# start of SUPPLIED ENTRIES
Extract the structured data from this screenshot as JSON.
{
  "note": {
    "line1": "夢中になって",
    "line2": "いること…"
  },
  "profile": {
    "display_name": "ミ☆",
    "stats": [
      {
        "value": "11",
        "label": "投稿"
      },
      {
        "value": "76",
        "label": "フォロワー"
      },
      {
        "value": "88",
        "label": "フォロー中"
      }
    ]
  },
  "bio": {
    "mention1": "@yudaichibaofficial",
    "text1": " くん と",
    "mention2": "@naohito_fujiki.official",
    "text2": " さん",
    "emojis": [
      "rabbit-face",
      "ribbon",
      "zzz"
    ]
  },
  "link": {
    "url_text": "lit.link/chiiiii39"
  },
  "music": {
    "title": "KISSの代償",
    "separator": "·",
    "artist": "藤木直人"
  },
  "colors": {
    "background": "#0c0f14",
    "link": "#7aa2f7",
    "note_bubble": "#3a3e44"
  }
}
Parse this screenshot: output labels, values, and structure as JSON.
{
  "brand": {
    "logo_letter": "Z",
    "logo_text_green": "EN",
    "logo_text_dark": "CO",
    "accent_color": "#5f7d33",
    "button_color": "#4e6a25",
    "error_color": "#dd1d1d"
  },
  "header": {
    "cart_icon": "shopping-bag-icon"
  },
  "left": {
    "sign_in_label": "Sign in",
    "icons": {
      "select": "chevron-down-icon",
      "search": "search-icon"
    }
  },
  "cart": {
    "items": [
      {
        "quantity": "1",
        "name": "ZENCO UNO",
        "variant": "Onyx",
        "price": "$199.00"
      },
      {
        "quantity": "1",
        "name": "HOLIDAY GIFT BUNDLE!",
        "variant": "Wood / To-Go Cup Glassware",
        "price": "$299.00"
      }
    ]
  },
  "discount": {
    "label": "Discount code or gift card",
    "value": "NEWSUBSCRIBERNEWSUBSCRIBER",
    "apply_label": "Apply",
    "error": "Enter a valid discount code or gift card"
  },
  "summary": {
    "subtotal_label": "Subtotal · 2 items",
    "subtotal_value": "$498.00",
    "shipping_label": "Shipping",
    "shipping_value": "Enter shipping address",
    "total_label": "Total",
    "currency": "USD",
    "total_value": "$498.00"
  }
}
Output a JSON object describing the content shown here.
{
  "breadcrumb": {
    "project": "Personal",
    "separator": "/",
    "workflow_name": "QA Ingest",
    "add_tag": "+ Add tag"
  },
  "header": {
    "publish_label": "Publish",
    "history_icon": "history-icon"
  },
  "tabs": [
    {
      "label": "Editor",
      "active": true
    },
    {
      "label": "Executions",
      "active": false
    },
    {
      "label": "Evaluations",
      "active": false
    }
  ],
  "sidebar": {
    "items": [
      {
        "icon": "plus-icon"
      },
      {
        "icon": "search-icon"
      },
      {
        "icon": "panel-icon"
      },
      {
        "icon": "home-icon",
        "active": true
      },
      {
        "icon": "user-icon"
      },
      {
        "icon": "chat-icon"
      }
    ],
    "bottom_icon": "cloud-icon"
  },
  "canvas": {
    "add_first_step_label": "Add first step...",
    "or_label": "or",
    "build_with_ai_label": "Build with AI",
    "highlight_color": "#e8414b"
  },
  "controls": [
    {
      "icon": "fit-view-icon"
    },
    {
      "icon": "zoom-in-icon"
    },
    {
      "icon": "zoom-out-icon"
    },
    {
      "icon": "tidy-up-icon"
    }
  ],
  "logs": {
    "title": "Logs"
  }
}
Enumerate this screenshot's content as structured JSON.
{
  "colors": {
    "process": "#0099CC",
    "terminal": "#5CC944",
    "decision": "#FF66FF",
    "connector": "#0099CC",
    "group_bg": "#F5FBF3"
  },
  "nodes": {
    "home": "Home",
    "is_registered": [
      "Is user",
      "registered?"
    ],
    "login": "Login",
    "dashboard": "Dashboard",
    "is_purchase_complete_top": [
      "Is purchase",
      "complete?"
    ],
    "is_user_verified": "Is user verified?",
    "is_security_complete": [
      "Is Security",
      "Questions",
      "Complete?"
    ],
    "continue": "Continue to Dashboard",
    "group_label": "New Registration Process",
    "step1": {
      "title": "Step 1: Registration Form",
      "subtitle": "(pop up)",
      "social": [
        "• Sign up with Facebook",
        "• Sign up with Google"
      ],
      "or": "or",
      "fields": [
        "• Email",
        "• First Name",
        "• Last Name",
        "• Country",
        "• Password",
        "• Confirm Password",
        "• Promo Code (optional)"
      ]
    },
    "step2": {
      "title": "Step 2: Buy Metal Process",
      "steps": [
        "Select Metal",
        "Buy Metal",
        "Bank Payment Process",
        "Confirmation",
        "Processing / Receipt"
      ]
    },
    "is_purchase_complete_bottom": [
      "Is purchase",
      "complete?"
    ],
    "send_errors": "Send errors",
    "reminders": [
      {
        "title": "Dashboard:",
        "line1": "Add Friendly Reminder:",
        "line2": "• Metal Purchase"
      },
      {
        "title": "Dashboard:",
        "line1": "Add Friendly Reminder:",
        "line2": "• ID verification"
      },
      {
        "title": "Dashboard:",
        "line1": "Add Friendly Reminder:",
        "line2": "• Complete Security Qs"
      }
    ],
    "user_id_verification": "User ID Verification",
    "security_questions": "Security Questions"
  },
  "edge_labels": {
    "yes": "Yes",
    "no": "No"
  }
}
# end of SUPPLIED ENTRIES
- [REQUIRED TASK]
Write out the entries in full, exactly as given.

- [PROBLEM SOLUTION]
Extract the structured data from this screenshot as JSON.
{
  "note": {
    "line1": "夢中になって",
    "line2": "いること…"
  },
  "profile": {
    "display_name": "ミ☆",
    "stats": [
      {
        "value": "11",
        "label": "投稿"
      },
      {
        "value": "76",
        "label": "フォロワー"
      },
      {
        "value": "88",
        "label": "フォロー中"
      }
    ]
  },
  "bio": {
    "mention1": "@yudaichibaofficial",
    "text1": " くん と",
    "mention2": "@naohito_fujiki.official",
    "text2": " さん",
    "emojis": [
      "rabbit-face",
      "ribbon",
      "zzz"
    ]
  },
  "link": {
    "url_text": "lit.link/chiiiii39"
  },
  "music": {
    "title": "KISSの代償",
    "separator": "·",
    "artist": "藤木直人"
  },
  "colors": {
    "background": "#0c0f14",
    "link": "#7aa2f7",
    "note_bubble": "#3a3e44"
  }
}
Parse this screenshot: output labels, values, and structure as JSON.
{
  "brand": {
    "logo_letter": "Z",
    "logo_text_green": "EN",
    "logo_text_dark": "CO",
    "accent_color": "#5f7d33",
    "button_color": "#4e6a25",
    "error_color": "#dd1d1d"
  },
  "header": {
    "cart_icon": "shopping-bag-icon"
  },
  "left": {
    "sign_in_label": "Sign in",
    "icons": {
      "select": "chevron-down-icon",
      "search": "search-icon"
    }
  },
  "cart": {
    "items": [
      {
        "quantity": "1",
        "name": "ZENCO UNO",
        "variant": "Onyx",
        "price": "$199.00"
      },
      {
        "quantity": "1",
        "name": "HOLIDAY GIFT BUNDLE!",
        "variant": "Wood / To-Go Cup Glassware",
        "price": "$299.00"
      }
    ]
  },
  "discount": {
    "label": "Discount code or gift card",
    "value": "NEWSUBSCRIBERNEWSUBSCRIBER",
    "apply_label": "Apply",
    "error": "Enter a valid discount code or gift card"
  },
  "summary": {
    "subtotal_label": "Subtotal · 2 items",
    "subtotal_value": "$498.00",
    "shipping_label": "Shipping",
    "shipping_value": "Enter shipping address",
    "total_label": "Total",
    "currency": "USD",
    "total_value": "$498.00"
  }
}
Output a JSON object describing the content shown here.
{
  "breadcrumb": {
    "project": "Personal",
    "separator": "/",
    "workflow_name": "QA Ingest",
    "add_tag": "+ Add tag"
  },
  "header": {
    "publish_label": "Publish",
    "history_icon": "history-icon"
  },
  "tabs": [
    {
      "label": "Editor",
      "active": true
    },
    {
      "label": "Executions",
      "active": false
    },
    {
      "label": "Evaluations",
      "active": false
    }
  ],
  "sidebar": {
    "items": [
      {
        "icon": "plus-icon"
      },
      {
        "icon": "search-icon"
      },
      {
        "icon": "panel-icon"
      },
      {
        "icon": "home-icon",
        "active": true
      },
      {
        "icon": "user-icon"
      },
      {
        "icon": "chat-icon"
      }
    ],
    "bottom_icon": "cloud-icon"
  },
  "canvas": {
    "add_first_step_label": "Add first step...",
    "or_label": "or",
    "build_with_ai_label": "Build with AI",
    "highlight_color": "#e8414b"
  },
  "controls": [
    {
      "icon": "fit-view-icon"
    },
    {
      "icon": "zoom-in-icon"
    },
    {
      "icon": "zoom-out-icon"
    },
    {
      "icon": "tidy-up-icon"
    }
  ],
  "logs": {
    "title": "Logs"
  }
}
Enumerate this screenshot's content as structured JSON.
{
  "colors": {
    "process": "#0099CC",
    "terminal": "#5CC944",
    "decision": "#FF66FF",
    "connector": "#0099CC",
    "group_bg": "#F5FBF3"
  },
  "nodes": {
    "home": "Home",
    "is_registered": [
      "Is user",
      "registered?"
    ],
    "login": "Login",
    "dashboard": "Dashboard",
    "is_purchase_complete_top": [
      "Is purchase",
      "complete?"
    ],
    "is_user_verified": "Is user verified?",
    "is_security_complete": [
      "Is Security",
      "Questions",
      "Complete?"
    ],
    "continue": "Continue to Dashboard",
    "group_label": "New Registration Process",
    "step1": {
      "title": "Step 1: Registration Form",
      "subtitle": "(pop up)",
      "social": [
        "• Sign up with Facebook",
        "• Sign up with Google"
      ],
      "or": "or",
      "fields": [
        "• Email",
        "• First Name",
        "• Last Name",
        "• Country",
        "• Password",
        "• Confirm Password",
        "• Promo Code (optional)"
      ]
    },
    "step2": {
      "title": "Step 2: Buy Metal Process",
      "steps": [
        "Select Metal",
        "Buy Metal",
        "Bank Payment Process",
        "Confirmation",
        "Processing / Receipt"
      ]
    },
    "is_purchase_complete_bottom": [
      "Is purchase",
      "complete?"
    ],
    "send_errors": "Send errors",
    "reminders": [
      {
        "title": "Dashboard:",
        "line1": "Add Friendly Reminder:",
        "line2": "• Metal Purchase"
      },
      {
        "title": "Dashboard:",
        "line1": "Add Friendly Reminder:",
        "line2": "• ID verification"
      },
      {
        "title": "Dashboard:",
        "line1": "Add Friendly Reminder:",
        "line2": "• Complete Security Qs"
      }
    ],
    "user_id_verification": "User ID Verification",
    "security_questions": "Security Questions"
  },
  "edge_labels": {
    "yes": "Yes",
    "no": "No"
  }
}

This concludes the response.